## WORK REQUIRED
All of the entries need to be written out again, exactly as they are.

[Stored data entries]

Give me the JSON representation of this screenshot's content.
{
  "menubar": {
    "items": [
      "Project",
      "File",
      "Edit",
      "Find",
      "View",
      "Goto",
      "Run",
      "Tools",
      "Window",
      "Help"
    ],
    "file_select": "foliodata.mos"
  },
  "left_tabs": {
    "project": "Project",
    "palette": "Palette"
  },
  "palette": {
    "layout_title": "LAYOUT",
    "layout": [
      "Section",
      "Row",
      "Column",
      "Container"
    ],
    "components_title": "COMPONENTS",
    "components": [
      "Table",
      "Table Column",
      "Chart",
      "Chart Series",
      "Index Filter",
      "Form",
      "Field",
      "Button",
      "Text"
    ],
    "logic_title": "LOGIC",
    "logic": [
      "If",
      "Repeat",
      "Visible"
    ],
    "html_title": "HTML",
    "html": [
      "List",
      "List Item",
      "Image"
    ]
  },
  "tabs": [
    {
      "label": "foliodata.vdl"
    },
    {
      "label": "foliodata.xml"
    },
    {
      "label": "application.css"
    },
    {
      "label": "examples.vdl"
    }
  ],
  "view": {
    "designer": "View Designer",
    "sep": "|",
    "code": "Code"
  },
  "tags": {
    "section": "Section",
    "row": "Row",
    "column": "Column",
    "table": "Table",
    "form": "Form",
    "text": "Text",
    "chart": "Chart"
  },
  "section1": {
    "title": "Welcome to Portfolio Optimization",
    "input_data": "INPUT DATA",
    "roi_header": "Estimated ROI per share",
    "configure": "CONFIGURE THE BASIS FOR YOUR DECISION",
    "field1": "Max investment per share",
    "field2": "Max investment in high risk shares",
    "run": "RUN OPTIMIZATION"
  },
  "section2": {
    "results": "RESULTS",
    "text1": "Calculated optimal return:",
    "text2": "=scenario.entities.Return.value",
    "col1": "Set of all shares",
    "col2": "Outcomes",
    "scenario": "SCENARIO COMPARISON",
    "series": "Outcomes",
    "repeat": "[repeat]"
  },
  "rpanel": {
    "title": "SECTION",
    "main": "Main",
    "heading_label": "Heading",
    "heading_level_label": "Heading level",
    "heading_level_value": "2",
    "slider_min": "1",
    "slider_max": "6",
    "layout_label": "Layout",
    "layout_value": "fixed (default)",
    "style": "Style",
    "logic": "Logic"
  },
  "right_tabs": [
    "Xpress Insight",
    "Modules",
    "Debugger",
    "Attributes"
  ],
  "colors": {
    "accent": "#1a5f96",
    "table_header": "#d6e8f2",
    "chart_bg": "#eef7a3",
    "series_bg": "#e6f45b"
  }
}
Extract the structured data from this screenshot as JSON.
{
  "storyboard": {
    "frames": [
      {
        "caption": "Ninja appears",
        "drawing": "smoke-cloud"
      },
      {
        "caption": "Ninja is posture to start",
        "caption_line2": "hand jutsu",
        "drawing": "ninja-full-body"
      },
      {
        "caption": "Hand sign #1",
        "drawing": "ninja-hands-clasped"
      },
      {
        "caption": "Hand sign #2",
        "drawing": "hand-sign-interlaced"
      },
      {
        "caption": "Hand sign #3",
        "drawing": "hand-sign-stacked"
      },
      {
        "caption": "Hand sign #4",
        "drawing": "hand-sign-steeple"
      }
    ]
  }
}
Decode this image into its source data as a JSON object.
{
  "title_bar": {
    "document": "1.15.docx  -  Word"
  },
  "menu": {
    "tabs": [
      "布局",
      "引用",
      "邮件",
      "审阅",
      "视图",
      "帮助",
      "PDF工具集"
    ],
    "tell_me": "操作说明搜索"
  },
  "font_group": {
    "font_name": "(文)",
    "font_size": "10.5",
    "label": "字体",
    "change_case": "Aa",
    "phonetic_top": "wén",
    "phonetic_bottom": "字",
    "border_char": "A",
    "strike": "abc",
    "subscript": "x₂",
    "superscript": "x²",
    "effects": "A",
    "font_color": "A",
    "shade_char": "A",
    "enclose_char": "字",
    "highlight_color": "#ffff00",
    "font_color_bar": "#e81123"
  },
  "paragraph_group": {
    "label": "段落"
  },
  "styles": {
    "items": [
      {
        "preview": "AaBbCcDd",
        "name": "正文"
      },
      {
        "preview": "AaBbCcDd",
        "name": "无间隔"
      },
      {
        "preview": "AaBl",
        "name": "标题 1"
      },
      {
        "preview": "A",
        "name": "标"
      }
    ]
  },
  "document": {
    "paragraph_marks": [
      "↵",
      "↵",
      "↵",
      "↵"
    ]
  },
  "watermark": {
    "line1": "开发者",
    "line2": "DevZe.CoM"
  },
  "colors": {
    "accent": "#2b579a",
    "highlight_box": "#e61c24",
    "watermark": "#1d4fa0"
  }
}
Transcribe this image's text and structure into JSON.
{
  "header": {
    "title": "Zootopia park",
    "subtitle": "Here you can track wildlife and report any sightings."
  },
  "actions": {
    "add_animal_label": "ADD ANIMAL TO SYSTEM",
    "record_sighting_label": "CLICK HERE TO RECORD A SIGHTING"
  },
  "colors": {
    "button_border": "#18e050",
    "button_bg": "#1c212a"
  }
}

## OUTPUT BELOW
Give me the JSON representation of this screenshot's content.
{
  "menubar": {
    "items": [
      "Project",
      "File",
      "Edit",
      "Find",
      "View",
      "Goto",
      "Run",
      "Tools",
      "Window",
      "Help"
    ],
    "file_select": "foliodata.mos"
  },
  "left_tabs": {
    "project": "Project",
    "palette": "Palette"
  },
  "palette": {
    "layout_title": "LAYOUT",
    "layout": [
      "Section",
      "Row",
      "Column",
      "Container"
    ],
    "components_title": "COMPONENTS",
    "components": [
      "Table",
      "Table Column",
      "Chart",
      "Chart Series",
      "Index Filter",
      "Form",
      "Field",
      "Button",
      "Text"
    ],
    "logic_title": "LOGIC",
    "logic": [
      "If",
      "Repeat",
      "Visible"
    ],
    "html_title": "HTML",
    "html": [
      "List",
      "List Item",
      "Image"
    ]
  },
  "tabs": [
    {
      "label": "foliodata.vdl"
    },
    {
      "label": "foliodata.xml"
    },
    {
      "label": "application.css"
    },
    {
      "label": "examples.vdl"
    }
  ],
  "view": {
    "designer": "View Designer",
    "sep": "|",
    "code": "Code"
  },
  "tags": {
    "section": "Section",
    "row": "Row",
    "column": "Column",
    "table": "Table",
    "form": "Form",
    "text": "Text",
    "chart": "Chart"
  },
  "section1": {
    "title": "Welcome to Portfolio Optimization",
    "input_data": "INPUT DATA",
    "roi_header": "Estimated ROI per share",
    "configure": "CONFIGURE THE BASIS FOR YOUR DECISION",
    "field1": "Max investment per share",
    "field2": "Max investment in high risk shares",
    "run": "RUN OPTIMIZATION"
  },
  "section2": {
    "results": "RESULTS",
    "text1": "Calculated optimal return:",
    "text2": "=scenario.entities.Return.value",
    "col1": "Set of all shares",
    "col2": "Outcomes",
    "scenario": "SCENARIO COMPARISON",
    "series": "Outcomes",
    "repeat": "[repeat]"
  },
  "rpanel": {
    "title": "SECTION",
    "main": "Main",
    "heading_label": "Heading",
    "heading_level_label": "Heading level",
    "heading_level_value": "2",
    "slider_min": "1",
    "slider_max": "6",
    "layout_label": "Layout",
    "layout_value": "fixed (default)",
    "style": "Style",
    "logic": "Logic"
  },
  "right_tabs": [
    "Xpress Insight",
    "Modules",
    "Debugger",
    "Attributes"
  ],
  "colors": {
    "accent": "#1a5f96",
    "table_header": "#d6e8f2",
    "chart_bg": "#eef7a3",
    "series_bg": "#e6f45b"
  }
}
Extract the structured data from this screenshot as JSON.
{
  "storyboard": {
    "frames": [
      {
        "caption": "Ninja appears",
        "drawing": "smoke-cloud"
      },
      {
        "caption": "Ninja is posture to start",
        "caption_line2": "hand jutsu",
        "drawing": "ninja-full-body"
      },
      {
        "caption": "Hand sign #1",
        "drawing": "ninja-hands-clasped"
      },
      {
        "caption": "Hand sign #2",
        "drawing": "hand-sign-interlaced"
      },
      {
        "caption": "Hand sign #3",
        "drawing": "hand-sign-stacked"
      },
      {
        "caption": "Hand sign #4",
        "drawing": "hand-sign-steeple"
      }
    ]
  }
}
Decode this image into its source data as a JSON object.
{
  "title_bar": {
    "document": "1.15.docx  -  Word"
  },
  "menu": {
    "tabs": [
      "布局",
      "引用",
      "邮件",
      "审阅",
      "视图",
      "帮助",
      "PDF工具集"
    ],
    "tell_me": "操作说明搜索"
  },
  "font_group": {
    "font_name": "(文)",
    "font_size": "10.5",
    "label": "字体",
    "change_case": "Aa",
    "phonetic_top": "wén",
    "phonetic_bottom": "字",
    "border_char": "A",
    "strike": "abc",
    "subscript": "x₂",
    "superscript": "x²",
    "effects": "A",
    "font_color": "A",
    "shade_char": "A",
    "enclose_char": "字",
    "highlight_color": "#ffff00",
    "font_color_bar": "#e81123"
  },
  "paragraph_group": {
    "label": "段落"
  },
  "styles": {
    "items": [
      {
        "preview": "AaBbCcDd",
        "name": "正文"
      },
      {
        "preview": "AaBbCcDd",
        "name": "无间隔"
      },
      {
        "preview": "AaBl",
        "name": "标题 1"
      },
      {
        "preview": "A",
        "name": "标"
      }
    ]
  },
  "document": {
    "paragraph_marks": [
      "↵",
      "↵",
      "↵",
      "↵"
    ]
  },
  "watermark": {
    "line1": "开发者",
    "line2": "DevZe.CoM"
  },
  "colors": {
    "accent": "#2b579a",
    "highlight_box": "#e61c24",
    "watermark": "#1d4fa0"
  }
}
Transcribe this image's text and structure into JSON.
{
  "header": {
    "title": "Zootopia park",
    "subtitle": "Here you can track wildlife and report any sightings."
  },
  "actions": {
    "add_animal_label": "ADD ANIMAL TO SYSTEM",
    "record_sighting_label": "CLICK HERE TO RECORD A SIGHTING"
  },
  "colors": {
    "button_border": "#18e050",
    "button_bg": "#1c212a"
  }
}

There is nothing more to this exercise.